# Exercises
(A) Reproduce, word for word, the stretch of the article on the disappearance of Carlos Ornelas Puga from "On 3 November" through "organized crime group.".
(B) According to the article on the disappearance of Carlos Ornelas Puga, what post did he hold in Jiménez, Tamaulipas?

# Passage
• • • • • • •

- Church: Los Cinco Señores
- Archdiocese: Roman Catholic Archdiocese of Monterrey
- Diocese: Roman Catholic Diocese of Ciudad Victoria

Orders
- Ordination: 2001
- Rank: Priest

Personal details
- Born: Carlos Ornelas Puga 25 October 1975 Ciudad Victoria, Tamaulipas, Mexico
- Denomination: Roman Catholic
- Disappeared: 3 November 2013 (aged 38) Jiménez, Tamaulipas
- Status: Missing for 12 years, 6 months and 30 days

= Disappearance of Carlos Ornelas Puga =

Catholic priest who was reportedly kidnapped by gunmen in the Mexican state of Tamaulipas

On 3 November 2013, Catholic priest Carlos Ornelas Puga was kidnapped by gunmen in the Mexican state of Tamaulipas. His whereabouts remain unknown and the motives behind his kidnapping are unclear, but the Mexican authorities allege that the priest was kidnapped by an organized crime group.

==Biography==
Carlos Ornelas Puga was born on 25 October 1975 in Ciudad Victoria, Tamaulipas, Mexico. He was ordained in the Catholic Church in 2001, and held a post as head of the Deanery in Jiménez, Tamaulipas. As a member of the Roman Catholic Diocese of Ciudad Victoria, Ornelas Puga was also a priest at Los Cinco Señores parish church in Jiménez. Prior to his kidnapping in November 2013, he aided victims of the Mexican drug war in Tamaulipas, provided seminars for teenagers, and helped conduct the missions program of the diocese.

• • • • • • •

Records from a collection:
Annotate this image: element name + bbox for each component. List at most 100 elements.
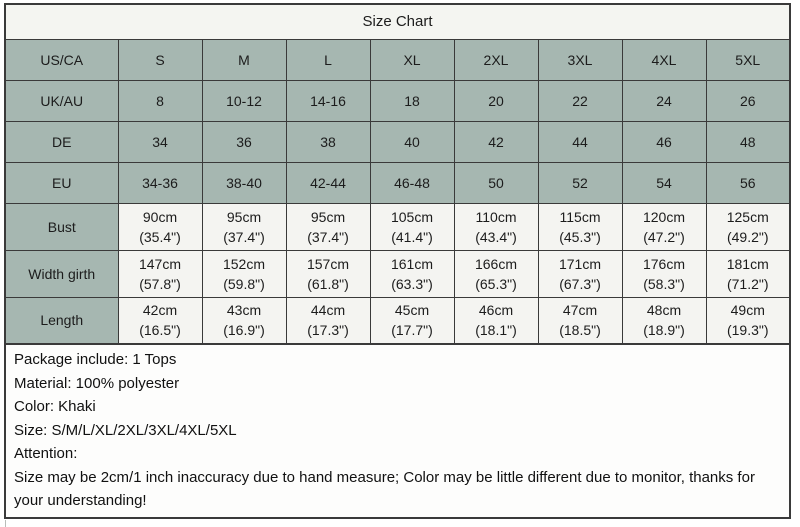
measurement-row: Length 42cm (16.5") 43cm (16.9") 44cm (17.3") 4… [4, 296, 791, 345]
size-chart-title: Size Chart [4, 3, 791, 40]
size-cell: 34-36 [117, 161, 203, 204]
measurement-cm: 110cm [475, 208, 517, 225]
measurement-cell: 152cm (59.8") [201, 249, 287, 298]
measurement-cm: 43cm [226, 302, 262, 319]
measurement-inches: (45.3") [559, 228, 601, 245]
note-line: Attention: [14, 445, 78, 462]
measurement-cell: 42cm (16.5") [117, 296, 203, 345]
measurement-cm: 95cm [310, 208, 346, 225]
size-cell: 48 [705, 120, 791, 163]
size-cell: 8 [117, 79, 203, 122]
measurement-inches: (16.5") [139, 322, 181, 339]
measurement-inches: (37.4") [307, 228, 349, 245]
row-label: US/CA [4, 38, 119, 81]
measurement-cm: 120cm [642, 208, 686, 225]
size-cell: M [201, 38, 287, 81]
size-chart-table-body: Size Chart US/CA S M L XL 2XL 3XL 4XL 5XL UK/AU 8 1… [4, 3, 791, 345]
measurement-inches: (17.7") [391, 322, 433, 339]
size-chart-table: Size Chart US/CA S M L XL 2XL 3XL 4XL 5XL UK/AU 8 1… [4, 3, 791, 345]
measurement-cm: 95cm [226, 208, 262, 225]
measurement-inches: (41.4") [391, 228, 433, 245]
measurement-inches: (63.3") [391, 275, 433, 292]
size-cell: L [285, 38, 371, 81]
measurement-cell: 181cm (71.2") [705, 249, 791, 298]
measurement-cell: 115cm (45.3") [537, 202, 623, 251]
measurement-row: Bust 90cm (35.4") 95cm (37.4") 95cm (37.4") 105… [4, 202, 791, 251]
size-cell: 44 [537, 120, 623, 163]
size-cell: 40 [369, 120, 455, 163]
measurement-cell: 171cm (67.3") [537, 249, 623, 298]
measurement-cell: 45cm (17.7") [369, 296, 455, 345]
product-notes: Package include: 1 Tops Material: 100% po… [4, 345, 791, 519]
measurement-cell: 161cm (63.3") [369, 249, 455, 298]
measurement-inches: (67.3") [559, 275, 601, 292]
size-cell: XL [369, 38, 455, 81]
measurement-cm: 171cm [558, 255, 602, 272]
size-cell: 46-48 [369, 161, 455, 204]
measurement-cell: 166cm (65.3") [453, 249, 539, 298]
measurement-inches: (59.8") [223, 275, 265, 292]
note-line: Material: 100% polyester [14, 374, 180, 392]
measurement-cm: 42cm [142, 302, 178, 319]
measurement-inches: (49.2") [726, 228, 769, 245]
measurement-cell: 95cm (37.4") [285, 202, 371, 251]
size-cell: 42 [453, 120, 539, 163]
measurement-row: Width girth 147cm (57.8") 152cm (59.8") 157cm… [4, 249, 791, 298]
measurement-cm: 176cm [642, 255, 686, 272]
partial-next-element-edge [5, 520, 6, 527]
size-cell: 26 [705, 79, 791, 122]
size-cell: 18 [369, 79, 455, 122]
measurement-inches: (16.9") [223, 322, 265, 339]
row-label: UK/AU [4, 79, 119, 122]
size-cell: 20 [453, 79, 539, 122]
measurement-cell: 49cm (19.3") [705, 296, 791, 345]
size-cell: 10-12 [201, 79, 287, 122]
measurement-cell: 90cm (35.4") [117, 202, 203, 251]
size-system-row: US/CA S M L XL 2XL 3XL 4XL 5XL [4, 38, 791, 81]
size-cell: 24 [621, 79, 707, 122]
row-label: Width girth [4, 249, 119, 298]
row-label: Bust [4, 202, 119, 251]
size-cell: 14-16 [285, 79, 371, 122]
size-cell: 3XL [537, 38, 623, 81]
measurement-cell: 125cm (49.2") [705, 202, 791, 251]
measurement-cm: 46cm [478, 302, 514, 319]
measurement-cm: 157cm [306, 255, 350, 272]
note-line: Size: S/M/L/XL/2XL/3XL/4XL/5XL [14, 421, 237, 439]
measurement-cell: 176cm (58.3") [621, 249, 707, 298]
size-cell: 56 [705, 161, 791, 204]
size-cell: 22 [537, 79, 623, 122]
measurement-cm: 90cm [142, 208, 178, 225]
measurement-cell: 43cm (16.9") [201, 296, 287, 345]
size-cell: 38 [285, 120, 371, 163]
measurement-inches: (61.8") [307, 275, 349, 292]
note-line: Size may be 2cm/1 inch inaccuracy due to… [14, 468, 755, 510]
measurement-cell: 110cm (43.4") [453, 202, 539, 251]
measurement-inches: (57.8") [139, 275, 181, 292]
measurement-inches: (37.4") [223, 228, 265, 245]
measurement-cm: 105cm [390, 208, 434, 225]
size-system-row: EU 34-36 38-40 42-44 46-48 50 52 54 56 [4, 161, 791, 204]
measurement-cm: 47cm [562, 302, 598, 319]
note-line: Color: Khaki [14, 398, 96, 415]
measurement-cell: 46cm (18.1") [453, 296, 539, 345]
measurement-cm: 181cm [726, 255, 769, 272]
size-system-row: DE 34 36 38 40 42 44 46 48 [4, 120, 791, 163]
size-cell: 36 [201, 120, 287, 163]
note-line: Package include: 1 Tops [14, 351, 177, 368]
measurement-inches: (35.4") [139, 228, 181, 245]
measurement-inches: (71.2") [726, 275, 769, 292]
size-cell: 54 [621, 161, 707, 204]
size-cell: 34 [117, 120, 203, 163]
title-row: Size Chart [4, 3, 791, 40]
measurement-inches: (18.9") [643, 322, 685, 339]
row-label: EU [4, 161, 119, 204]
measurement-cm: 115cm [559, 208, 601, 225]
size-cell: 38-40 [201, 161, 287, 204]
size-cell: 2XL [453, 38, 539, 81]
size-cell: 4XL [621, 38, 707, 81]
size-cell: 42-44 [285, 161, 371, 204]
measurement-cell: 157cm (61.8") [285, 249, 371, 298]
size-cell: 50 [453, 161, 539, 204]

• • • • • • •

# Final results
(A)
On 3 November 2013, Catholic priest Carlos Ornelas Puga was kidnapped by gunmen in the Mexican state of Tamaulipas. His whereabouts remain unknown and the motives behind his kidnapping are unclear, but the Mexican authorities allege that the priest was kidnapped by an organized crime group.

(B) He was head of the Deanery in Jiménez, Tamaulipas.